STATED PROBLEM:
Find the word "este" in the listing; pull out each line holding it.

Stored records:
--- --- ---

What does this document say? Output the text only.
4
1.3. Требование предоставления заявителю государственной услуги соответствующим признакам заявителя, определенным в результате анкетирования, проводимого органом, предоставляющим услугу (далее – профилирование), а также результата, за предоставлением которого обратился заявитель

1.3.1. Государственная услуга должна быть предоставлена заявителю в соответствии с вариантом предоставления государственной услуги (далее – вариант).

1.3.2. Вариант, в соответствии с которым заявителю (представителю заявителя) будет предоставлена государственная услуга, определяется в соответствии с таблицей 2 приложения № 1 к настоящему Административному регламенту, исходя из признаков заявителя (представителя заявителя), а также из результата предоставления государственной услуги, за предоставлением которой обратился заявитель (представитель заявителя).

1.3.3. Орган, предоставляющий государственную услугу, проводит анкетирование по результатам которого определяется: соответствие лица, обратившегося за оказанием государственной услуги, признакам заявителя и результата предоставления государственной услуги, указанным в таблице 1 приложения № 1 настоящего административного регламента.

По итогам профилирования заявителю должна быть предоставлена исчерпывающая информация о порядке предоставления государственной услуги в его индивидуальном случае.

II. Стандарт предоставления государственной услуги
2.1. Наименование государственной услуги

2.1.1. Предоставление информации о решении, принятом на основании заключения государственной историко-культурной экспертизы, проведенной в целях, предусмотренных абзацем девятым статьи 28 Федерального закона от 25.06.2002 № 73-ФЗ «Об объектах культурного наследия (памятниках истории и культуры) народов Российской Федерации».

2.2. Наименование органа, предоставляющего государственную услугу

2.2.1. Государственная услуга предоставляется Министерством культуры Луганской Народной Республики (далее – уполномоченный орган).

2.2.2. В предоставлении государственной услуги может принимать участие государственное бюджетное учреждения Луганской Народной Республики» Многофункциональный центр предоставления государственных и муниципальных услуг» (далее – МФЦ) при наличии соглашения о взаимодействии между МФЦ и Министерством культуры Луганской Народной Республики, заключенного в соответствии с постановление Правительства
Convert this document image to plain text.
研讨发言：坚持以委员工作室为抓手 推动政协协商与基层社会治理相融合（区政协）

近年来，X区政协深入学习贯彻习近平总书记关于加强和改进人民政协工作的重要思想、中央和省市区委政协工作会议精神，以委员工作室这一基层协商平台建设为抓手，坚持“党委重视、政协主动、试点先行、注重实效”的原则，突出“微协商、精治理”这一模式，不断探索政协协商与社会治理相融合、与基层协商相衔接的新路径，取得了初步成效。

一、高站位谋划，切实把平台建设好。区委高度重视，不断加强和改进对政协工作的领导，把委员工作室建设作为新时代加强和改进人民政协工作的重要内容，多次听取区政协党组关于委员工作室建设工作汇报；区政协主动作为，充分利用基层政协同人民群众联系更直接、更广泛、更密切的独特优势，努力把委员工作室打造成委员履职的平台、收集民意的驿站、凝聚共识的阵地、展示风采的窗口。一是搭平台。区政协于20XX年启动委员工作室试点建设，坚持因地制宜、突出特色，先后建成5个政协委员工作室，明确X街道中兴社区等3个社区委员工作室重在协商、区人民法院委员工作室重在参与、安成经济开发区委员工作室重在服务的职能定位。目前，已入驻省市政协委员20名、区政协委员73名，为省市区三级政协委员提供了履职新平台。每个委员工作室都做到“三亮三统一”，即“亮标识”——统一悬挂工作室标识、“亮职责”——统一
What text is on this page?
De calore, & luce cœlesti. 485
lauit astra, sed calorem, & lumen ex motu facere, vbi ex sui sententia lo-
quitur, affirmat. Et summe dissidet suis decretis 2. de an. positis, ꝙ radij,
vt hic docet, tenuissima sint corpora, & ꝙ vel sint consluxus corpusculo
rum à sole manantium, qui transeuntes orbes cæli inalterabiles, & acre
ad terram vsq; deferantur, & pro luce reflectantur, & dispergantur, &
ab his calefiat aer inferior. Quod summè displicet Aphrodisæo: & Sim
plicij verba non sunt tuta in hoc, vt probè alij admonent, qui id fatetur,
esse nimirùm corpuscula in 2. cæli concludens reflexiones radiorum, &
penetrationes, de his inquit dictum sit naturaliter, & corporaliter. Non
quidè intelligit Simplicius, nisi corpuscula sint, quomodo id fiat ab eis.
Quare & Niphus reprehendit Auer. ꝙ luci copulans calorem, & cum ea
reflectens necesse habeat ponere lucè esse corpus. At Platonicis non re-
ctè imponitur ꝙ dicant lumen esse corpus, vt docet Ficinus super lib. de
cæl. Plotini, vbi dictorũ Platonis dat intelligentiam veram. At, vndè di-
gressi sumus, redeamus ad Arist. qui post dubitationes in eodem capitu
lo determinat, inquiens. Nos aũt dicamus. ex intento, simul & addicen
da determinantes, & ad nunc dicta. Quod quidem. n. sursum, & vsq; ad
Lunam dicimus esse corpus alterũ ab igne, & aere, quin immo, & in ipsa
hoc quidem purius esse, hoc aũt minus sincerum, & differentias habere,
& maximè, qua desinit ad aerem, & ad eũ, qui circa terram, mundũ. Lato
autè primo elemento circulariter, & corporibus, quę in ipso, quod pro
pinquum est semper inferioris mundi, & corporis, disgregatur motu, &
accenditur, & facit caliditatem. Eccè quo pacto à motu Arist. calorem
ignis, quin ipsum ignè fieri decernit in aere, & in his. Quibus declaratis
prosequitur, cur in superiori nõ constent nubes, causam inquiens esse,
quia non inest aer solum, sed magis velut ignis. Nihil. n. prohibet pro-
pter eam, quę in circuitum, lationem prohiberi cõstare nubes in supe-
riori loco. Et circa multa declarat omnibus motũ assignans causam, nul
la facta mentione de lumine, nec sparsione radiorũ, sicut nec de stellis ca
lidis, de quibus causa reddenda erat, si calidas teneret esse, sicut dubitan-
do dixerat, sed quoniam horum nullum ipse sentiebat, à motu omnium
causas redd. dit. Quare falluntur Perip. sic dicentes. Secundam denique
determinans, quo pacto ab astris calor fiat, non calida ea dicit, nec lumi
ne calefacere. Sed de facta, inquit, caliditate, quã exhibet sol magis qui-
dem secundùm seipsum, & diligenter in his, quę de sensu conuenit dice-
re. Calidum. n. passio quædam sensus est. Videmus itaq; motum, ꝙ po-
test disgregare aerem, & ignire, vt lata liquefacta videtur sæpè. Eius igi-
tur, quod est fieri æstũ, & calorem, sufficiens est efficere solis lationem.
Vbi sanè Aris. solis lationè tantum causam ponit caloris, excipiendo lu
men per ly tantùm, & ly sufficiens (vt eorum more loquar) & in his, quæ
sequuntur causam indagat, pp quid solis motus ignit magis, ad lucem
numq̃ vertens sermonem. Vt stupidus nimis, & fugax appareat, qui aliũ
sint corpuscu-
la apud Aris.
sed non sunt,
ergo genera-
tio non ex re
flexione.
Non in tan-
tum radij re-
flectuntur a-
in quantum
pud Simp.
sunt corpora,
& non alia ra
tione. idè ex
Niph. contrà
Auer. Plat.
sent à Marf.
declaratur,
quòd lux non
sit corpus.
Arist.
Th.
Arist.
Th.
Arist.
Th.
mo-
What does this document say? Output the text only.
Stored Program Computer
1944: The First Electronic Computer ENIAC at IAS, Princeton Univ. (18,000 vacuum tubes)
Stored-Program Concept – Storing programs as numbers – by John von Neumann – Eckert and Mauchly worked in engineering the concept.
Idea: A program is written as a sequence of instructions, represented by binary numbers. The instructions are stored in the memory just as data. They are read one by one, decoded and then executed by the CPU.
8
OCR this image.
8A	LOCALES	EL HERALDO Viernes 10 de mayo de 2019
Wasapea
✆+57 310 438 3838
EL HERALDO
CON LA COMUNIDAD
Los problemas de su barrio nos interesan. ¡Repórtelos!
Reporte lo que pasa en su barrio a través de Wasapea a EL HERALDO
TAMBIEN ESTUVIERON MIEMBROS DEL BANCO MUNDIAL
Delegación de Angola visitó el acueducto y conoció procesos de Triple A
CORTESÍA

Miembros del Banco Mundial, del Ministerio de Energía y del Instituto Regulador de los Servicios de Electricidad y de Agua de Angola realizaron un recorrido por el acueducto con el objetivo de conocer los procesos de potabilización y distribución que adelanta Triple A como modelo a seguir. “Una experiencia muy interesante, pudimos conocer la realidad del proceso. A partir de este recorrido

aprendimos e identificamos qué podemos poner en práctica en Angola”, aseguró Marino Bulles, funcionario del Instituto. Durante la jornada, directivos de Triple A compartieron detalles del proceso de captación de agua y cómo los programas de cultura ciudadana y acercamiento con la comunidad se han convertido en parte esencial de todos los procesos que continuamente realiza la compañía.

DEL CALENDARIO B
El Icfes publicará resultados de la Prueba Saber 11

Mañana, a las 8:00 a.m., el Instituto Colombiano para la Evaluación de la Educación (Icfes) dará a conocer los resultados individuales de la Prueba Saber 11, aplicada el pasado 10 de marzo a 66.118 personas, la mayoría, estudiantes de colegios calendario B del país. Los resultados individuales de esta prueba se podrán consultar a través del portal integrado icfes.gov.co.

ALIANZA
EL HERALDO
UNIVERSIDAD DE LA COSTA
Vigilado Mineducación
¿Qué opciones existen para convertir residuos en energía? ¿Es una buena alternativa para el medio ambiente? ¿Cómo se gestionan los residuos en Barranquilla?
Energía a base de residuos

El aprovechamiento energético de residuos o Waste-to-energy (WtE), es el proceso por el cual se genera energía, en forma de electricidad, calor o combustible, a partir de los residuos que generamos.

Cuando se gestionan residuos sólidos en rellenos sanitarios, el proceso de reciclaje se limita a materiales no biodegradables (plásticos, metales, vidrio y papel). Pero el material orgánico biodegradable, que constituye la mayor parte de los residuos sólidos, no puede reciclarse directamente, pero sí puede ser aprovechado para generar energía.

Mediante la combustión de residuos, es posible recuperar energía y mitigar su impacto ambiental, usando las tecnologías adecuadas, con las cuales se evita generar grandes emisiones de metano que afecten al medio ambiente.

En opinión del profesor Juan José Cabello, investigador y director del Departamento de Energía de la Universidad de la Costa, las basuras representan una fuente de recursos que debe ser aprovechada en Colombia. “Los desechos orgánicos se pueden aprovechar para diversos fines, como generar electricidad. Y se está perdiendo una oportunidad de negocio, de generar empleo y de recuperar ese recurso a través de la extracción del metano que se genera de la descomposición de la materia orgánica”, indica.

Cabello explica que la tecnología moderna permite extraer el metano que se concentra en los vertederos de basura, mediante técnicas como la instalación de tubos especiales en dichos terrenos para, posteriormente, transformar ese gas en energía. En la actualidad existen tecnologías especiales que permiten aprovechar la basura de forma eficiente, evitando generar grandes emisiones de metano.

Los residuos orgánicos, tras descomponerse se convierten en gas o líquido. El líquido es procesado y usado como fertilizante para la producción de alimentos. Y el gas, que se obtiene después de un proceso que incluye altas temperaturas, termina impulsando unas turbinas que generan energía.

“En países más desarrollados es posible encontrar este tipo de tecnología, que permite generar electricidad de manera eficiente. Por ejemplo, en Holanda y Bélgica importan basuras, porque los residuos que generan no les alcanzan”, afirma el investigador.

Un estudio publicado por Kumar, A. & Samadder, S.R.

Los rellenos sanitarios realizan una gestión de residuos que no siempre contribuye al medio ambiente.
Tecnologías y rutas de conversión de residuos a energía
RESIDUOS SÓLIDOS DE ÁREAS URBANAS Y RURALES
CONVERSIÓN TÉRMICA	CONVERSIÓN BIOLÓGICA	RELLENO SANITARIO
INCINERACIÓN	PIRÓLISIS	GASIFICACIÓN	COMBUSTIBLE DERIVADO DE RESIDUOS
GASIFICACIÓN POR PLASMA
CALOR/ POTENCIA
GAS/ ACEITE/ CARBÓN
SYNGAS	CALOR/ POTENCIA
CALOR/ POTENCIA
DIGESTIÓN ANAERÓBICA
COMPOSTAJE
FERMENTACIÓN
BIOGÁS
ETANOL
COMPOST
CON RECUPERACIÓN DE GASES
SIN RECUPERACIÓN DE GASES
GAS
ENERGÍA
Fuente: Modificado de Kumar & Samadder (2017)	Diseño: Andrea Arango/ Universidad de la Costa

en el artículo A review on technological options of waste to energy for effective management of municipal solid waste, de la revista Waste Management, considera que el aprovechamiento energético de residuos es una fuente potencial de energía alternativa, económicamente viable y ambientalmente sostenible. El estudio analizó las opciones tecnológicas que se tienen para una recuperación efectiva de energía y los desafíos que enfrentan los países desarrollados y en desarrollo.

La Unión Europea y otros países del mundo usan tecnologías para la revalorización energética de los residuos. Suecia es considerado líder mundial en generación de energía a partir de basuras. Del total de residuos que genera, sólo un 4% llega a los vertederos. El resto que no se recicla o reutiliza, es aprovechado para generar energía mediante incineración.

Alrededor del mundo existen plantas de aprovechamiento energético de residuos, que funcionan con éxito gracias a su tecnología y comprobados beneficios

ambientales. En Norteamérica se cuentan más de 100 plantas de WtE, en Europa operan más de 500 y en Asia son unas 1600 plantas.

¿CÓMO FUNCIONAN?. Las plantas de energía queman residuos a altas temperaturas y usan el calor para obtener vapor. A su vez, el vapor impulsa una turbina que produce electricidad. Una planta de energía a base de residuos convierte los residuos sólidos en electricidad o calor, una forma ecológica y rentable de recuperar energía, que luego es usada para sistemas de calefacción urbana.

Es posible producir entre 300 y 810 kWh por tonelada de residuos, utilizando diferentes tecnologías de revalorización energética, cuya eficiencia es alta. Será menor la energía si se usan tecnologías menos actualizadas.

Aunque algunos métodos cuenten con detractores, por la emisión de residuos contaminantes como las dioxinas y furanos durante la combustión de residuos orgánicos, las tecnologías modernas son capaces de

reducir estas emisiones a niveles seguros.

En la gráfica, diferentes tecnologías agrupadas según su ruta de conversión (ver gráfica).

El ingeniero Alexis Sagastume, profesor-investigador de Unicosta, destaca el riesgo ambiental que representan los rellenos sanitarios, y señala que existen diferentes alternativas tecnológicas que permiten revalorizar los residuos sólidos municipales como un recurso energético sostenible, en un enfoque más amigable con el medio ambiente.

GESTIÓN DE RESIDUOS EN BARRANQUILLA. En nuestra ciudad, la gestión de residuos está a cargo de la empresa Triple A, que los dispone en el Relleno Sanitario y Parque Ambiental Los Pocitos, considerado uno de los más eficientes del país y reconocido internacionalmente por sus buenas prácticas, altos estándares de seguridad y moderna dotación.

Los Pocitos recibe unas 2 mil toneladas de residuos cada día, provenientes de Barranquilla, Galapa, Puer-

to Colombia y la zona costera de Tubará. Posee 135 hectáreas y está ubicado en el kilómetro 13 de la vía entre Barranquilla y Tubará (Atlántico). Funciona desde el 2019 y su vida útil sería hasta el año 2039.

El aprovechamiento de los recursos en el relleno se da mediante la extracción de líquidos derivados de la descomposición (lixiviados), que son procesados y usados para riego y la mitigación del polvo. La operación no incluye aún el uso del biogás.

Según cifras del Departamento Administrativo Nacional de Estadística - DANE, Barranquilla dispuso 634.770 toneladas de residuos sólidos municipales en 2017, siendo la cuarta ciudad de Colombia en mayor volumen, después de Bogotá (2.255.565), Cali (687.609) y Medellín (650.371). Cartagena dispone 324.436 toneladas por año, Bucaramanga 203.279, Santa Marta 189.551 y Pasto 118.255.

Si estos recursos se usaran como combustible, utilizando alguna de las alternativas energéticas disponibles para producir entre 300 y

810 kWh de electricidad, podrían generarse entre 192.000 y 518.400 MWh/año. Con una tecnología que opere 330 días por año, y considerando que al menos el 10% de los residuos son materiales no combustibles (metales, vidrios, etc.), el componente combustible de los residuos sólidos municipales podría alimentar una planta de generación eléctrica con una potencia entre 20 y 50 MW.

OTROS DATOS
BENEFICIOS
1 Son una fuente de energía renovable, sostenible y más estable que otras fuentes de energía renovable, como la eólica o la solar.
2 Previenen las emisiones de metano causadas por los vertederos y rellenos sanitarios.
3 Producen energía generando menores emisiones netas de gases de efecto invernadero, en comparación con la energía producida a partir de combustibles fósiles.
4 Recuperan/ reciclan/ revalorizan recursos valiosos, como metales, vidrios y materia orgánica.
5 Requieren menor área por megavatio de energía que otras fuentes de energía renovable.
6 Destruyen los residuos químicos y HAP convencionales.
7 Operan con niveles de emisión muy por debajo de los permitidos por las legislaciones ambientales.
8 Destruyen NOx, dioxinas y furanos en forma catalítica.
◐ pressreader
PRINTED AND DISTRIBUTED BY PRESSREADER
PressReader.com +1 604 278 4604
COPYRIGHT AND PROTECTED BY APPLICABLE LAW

--- --- ---

EXERCISE SOLUTION:
Miembros del Banco Mundial, del Ministerio de Energía y del Instituto Regulador de los Servicios de Electricidad y de Agua de Angola realizaron un recorrido por el acueducto con el objetivo de conocer los procesos de potabilización y distribución que adelanta Triple A como modelo a seguir. “Una experiencia muy interesante, pudimos conocer la realidad del proceso. A partir de este recorrido
“En países más desarrollados es posible encontrar este tipo de tecnología, que permite generar electricidad de manera eficiente. Por ejemplo, en Holanda y Bélgica importan basuras, porque los residuos que generan no les alcanzan”, afirma el investigador.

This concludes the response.